_Enunciado 1_
No trecho sobre Carlos Magno e os saxões, quem censurou Carlos Magno por impor a alternativa "ou crê ou morre"?
_Enunciado 2_
Transcreva do trecho sobre Carlos Magno e os saxões a parte que começa em "Também a quantidade" e termina em "crê ou morre.".

Um ato ilícito que produziu bons frutos

Observem uma outra coisa interessante: como o Imperador descreve o seu papel enquanto cobrando esse imposto. Carlos Magno mostra que se trata de um povo que era pagão, o qual ele reduziu pelas armas, quer dizer, tem sobre esse povo o direito de conquista. E um direito de conquista legítimo porque os saxões, muito agressivos, continuamente invadiam as terras dos francos, de quem Carlos Magno era o rei, fazendo provocações, crimes e pilhagens nas fronteiras, e queriam impor a religião pagã.

Então, Carlos Magno, numa cruzada em defesa da Religião Católica, invadiu as terras deles e derrotou-os. Passando um pouco dos limites, ele estabeleceu o princípio: ou crê ou morre; quem não é batizado deve ser morto. E, naturalmente, o número de batismos foi enorme.

Também a quantidade de execuções capitais foi muito grande. Correu água batismal e correu sangue às torrentes nessa ocasião. E ele até foi censurado pelo Papa, porque não se pode colocar ninguém diante da alternativa: ou crê ou morre.

Eu estou de acordo com o Papa e não com Carlos Magno. E não é numa atitude contestatária — longe de mim isto — que vou, entretanto, fazer a seguinte observação: é que muitos batizados forçados deram resultado certo; e depois eles e os seus filhos ficaram na Fé Católica e nela perseveraram até hoje, ou até pouco tempo atrás.

Quer dizer, talvez não tenha sido inteiramente lícito, ou não foi lícito e por isso não foi bom. Afirmar que não tenha sido útil já é uma outra questão.

Produziu lá seus frutos…

Da barbárie para o píncaro da cultura e da civilização

Depois o Imperador mostra como os saxões se revoltaram de novo. E Carlos Magno teve que exercer, outra vez, uma ação de conquista sobre esse povo. E, então, os saxões viviam pela misericórdia do Imperador. Conforme as leis da guerra, ele poderia ter exterminado os saxões, porque junto a eles não era possível viver, ou ter reduzido muitos ao cativeiro.

_Linhas extraídas_
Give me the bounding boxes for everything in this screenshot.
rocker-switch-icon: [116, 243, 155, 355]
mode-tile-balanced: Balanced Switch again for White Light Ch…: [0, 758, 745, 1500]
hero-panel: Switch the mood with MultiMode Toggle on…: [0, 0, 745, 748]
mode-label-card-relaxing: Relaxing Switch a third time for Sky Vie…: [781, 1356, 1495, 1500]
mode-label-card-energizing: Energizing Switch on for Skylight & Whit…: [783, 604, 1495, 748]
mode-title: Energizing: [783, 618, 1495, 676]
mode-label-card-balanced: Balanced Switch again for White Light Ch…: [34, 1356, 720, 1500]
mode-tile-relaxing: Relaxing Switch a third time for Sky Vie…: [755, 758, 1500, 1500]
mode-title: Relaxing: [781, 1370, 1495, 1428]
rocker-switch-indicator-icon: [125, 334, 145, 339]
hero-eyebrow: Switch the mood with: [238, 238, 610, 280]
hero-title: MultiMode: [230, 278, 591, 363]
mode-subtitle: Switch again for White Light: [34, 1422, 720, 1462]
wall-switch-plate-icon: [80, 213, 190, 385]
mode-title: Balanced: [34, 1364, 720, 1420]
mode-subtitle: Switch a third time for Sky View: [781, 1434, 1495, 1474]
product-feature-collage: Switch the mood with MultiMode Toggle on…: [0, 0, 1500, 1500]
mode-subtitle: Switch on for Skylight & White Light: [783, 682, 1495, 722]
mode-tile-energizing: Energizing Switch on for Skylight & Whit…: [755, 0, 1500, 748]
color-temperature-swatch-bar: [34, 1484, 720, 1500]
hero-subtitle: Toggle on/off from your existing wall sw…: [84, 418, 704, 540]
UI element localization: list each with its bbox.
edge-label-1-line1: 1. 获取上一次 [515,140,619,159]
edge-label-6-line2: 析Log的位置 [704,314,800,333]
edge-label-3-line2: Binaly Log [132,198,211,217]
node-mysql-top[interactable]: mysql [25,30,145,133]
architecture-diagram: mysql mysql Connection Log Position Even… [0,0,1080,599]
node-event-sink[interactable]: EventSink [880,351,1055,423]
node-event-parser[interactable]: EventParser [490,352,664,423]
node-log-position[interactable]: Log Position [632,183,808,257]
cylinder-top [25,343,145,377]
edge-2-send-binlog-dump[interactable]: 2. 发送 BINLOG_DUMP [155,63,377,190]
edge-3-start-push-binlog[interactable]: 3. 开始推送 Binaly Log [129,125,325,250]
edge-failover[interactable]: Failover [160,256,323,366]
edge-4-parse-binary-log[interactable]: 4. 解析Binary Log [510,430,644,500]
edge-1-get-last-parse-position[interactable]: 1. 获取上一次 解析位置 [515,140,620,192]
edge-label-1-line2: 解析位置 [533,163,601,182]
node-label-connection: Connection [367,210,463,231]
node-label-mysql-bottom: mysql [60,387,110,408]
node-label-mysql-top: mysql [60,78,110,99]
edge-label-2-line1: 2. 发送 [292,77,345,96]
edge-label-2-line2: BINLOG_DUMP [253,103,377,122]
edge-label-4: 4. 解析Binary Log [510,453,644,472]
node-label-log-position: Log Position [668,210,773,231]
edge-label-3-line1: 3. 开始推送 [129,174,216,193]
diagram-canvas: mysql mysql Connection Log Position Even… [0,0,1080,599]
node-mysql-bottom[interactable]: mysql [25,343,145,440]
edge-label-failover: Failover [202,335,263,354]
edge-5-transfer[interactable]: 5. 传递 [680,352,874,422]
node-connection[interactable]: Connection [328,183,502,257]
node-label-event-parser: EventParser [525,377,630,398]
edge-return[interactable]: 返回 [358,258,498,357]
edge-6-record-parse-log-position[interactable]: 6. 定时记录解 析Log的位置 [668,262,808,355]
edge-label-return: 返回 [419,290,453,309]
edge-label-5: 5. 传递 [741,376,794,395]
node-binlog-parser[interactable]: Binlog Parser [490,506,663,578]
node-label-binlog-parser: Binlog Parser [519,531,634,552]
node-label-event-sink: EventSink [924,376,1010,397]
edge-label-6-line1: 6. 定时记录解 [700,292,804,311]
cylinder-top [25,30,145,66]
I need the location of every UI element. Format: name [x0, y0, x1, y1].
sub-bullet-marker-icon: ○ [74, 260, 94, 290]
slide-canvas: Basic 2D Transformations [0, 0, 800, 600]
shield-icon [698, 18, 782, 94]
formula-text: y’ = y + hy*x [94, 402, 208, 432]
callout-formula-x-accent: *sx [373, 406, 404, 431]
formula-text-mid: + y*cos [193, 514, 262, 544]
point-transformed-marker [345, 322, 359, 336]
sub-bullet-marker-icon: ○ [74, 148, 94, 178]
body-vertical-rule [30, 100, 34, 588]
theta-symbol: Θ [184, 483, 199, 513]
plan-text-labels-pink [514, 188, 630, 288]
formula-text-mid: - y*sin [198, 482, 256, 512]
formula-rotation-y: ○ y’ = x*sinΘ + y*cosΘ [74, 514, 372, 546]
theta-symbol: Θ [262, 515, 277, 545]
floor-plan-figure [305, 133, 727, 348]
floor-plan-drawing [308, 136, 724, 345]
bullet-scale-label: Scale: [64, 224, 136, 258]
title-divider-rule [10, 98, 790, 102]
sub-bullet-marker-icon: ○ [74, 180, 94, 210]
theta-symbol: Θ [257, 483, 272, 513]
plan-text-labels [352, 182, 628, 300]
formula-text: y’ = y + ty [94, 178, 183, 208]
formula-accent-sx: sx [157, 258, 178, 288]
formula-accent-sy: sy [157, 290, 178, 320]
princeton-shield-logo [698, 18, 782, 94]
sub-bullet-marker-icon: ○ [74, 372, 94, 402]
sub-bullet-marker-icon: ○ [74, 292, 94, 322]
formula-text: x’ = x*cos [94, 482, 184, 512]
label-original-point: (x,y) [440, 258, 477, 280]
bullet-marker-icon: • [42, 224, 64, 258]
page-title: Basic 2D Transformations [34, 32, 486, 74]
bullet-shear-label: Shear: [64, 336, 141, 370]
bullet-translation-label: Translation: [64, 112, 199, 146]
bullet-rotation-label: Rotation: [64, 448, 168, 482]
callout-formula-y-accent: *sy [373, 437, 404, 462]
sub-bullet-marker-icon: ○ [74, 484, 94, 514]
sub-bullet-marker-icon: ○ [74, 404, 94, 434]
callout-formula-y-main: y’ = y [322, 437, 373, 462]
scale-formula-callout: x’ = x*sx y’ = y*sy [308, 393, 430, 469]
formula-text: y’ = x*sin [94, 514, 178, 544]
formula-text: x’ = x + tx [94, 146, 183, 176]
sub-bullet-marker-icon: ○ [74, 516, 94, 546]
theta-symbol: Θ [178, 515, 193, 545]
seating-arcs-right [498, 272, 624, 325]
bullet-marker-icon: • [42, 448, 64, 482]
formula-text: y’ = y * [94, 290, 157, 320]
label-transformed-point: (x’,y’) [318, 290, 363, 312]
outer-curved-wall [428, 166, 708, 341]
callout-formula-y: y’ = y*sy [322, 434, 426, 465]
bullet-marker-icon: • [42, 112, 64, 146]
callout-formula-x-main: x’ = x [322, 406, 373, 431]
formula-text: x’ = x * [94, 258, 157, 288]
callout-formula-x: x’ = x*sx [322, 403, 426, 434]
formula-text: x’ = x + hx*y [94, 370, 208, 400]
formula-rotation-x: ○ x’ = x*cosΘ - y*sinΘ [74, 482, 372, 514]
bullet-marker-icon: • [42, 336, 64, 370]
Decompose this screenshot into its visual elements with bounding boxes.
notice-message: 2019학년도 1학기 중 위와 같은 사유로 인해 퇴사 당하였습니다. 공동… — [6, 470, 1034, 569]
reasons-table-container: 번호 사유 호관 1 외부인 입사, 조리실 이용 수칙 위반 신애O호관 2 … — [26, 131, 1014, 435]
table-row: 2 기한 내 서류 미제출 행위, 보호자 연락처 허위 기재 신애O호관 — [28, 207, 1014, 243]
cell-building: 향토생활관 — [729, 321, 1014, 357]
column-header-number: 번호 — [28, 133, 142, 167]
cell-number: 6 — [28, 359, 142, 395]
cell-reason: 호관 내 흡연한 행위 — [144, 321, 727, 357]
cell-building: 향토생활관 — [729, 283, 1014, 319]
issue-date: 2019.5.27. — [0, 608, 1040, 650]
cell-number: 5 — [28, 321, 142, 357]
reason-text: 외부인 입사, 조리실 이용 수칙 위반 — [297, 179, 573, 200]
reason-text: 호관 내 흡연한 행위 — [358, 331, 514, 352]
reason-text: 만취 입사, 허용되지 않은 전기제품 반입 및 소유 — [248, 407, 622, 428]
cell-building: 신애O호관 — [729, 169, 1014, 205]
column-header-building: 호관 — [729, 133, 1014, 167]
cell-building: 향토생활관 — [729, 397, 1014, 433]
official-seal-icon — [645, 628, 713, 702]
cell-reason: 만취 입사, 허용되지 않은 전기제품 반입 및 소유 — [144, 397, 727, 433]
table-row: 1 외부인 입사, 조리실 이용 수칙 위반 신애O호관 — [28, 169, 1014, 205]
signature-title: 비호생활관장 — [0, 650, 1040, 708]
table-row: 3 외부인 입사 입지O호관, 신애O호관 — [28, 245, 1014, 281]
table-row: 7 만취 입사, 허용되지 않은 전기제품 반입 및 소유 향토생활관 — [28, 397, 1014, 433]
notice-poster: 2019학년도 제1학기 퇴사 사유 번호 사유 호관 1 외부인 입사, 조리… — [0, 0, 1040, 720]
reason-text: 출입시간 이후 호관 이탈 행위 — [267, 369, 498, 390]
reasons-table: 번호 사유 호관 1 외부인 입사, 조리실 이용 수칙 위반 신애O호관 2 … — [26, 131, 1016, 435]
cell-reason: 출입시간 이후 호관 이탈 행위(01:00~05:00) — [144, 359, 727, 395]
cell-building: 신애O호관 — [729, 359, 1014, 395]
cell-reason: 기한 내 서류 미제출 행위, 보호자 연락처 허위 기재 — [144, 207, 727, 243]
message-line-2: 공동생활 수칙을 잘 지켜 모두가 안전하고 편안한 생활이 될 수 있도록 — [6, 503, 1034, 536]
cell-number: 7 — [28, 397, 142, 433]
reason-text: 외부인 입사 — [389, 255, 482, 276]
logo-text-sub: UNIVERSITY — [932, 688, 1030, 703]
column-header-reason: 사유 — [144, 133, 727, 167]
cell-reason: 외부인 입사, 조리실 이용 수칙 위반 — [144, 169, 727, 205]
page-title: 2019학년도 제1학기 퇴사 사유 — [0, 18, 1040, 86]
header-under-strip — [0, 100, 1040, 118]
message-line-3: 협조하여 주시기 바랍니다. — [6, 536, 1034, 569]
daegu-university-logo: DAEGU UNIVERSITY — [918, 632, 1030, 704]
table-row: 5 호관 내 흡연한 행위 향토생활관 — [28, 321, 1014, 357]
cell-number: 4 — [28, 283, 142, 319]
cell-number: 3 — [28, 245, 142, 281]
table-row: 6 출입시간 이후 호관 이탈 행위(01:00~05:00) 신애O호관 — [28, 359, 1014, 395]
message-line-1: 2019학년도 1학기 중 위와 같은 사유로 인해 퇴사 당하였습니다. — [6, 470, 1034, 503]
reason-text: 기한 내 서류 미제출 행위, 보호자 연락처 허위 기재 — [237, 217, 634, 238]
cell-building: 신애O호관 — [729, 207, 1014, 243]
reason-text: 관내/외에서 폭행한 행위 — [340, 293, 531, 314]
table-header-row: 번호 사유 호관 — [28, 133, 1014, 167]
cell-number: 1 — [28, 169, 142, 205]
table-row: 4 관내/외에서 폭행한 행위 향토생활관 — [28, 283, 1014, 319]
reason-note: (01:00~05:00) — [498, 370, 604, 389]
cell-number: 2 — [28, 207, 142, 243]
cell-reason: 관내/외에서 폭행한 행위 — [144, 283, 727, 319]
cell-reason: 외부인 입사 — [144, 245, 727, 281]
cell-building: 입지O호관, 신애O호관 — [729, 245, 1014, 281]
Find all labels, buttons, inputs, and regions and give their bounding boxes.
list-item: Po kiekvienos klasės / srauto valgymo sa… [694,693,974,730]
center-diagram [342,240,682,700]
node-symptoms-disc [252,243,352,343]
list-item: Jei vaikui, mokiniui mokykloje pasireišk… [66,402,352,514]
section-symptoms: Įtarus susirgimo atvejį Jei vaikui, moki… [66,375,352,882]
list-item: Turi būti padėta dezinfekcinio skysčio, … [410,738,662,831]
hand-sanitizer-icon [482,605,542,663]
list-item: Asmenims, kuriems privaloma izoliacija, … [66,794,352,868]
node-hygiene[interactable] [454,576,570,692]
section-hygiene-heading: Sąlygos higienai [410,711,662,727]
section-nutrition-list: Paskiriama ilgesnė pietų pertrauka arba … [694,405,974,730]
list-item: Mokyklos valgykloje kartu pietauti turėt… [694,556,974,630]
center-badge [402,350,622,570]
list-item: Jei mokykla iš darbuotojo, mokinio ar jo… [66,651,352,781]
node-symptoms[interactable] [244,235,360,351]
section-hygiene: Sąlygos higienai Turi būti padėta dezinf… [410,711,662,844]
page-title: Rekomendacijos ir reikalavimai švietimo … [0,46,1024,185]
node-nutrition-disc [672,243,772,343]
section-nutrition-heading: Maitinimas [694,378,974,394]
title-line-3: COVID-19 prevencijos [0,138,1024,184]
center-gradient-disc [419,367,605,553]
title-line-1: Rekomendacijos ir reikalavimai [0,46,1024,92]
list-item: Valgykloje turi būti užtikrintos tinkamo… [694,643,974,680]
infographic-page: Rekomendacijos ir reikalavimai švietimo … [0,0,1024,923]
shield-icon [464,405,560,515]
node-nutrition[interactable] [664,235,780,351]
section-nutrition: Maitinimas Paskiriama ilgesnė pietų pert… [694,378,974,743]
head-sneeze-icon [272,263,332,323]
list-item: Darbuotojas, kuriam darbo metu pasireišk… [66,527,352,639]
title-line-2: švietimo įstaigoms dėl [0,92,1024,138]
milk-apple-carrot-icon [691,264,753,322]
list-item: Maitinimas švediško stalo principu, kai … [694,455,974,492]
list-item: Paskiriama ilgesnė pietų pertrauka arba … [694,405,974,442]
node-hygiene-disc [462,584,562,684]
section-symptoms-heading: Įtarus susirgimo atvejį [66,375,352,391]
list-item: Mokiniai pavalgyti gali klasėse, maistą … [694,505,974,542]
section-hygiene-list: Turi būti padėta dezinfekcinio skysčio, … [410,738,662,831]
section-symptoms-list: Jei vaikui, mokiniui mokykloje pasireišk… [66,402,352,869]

_Resultado do exercício 1_
O Papa.

_Resultado do exercício 2_
Também a quantidade de execuções capitais foi muito grande. Correu água batismal e correu sangue às torrentes nessa ocasião. E ele até foi censurado pelo Papa, porque não se pode colocar ninguém diante da alternativa: ou crê ou morre.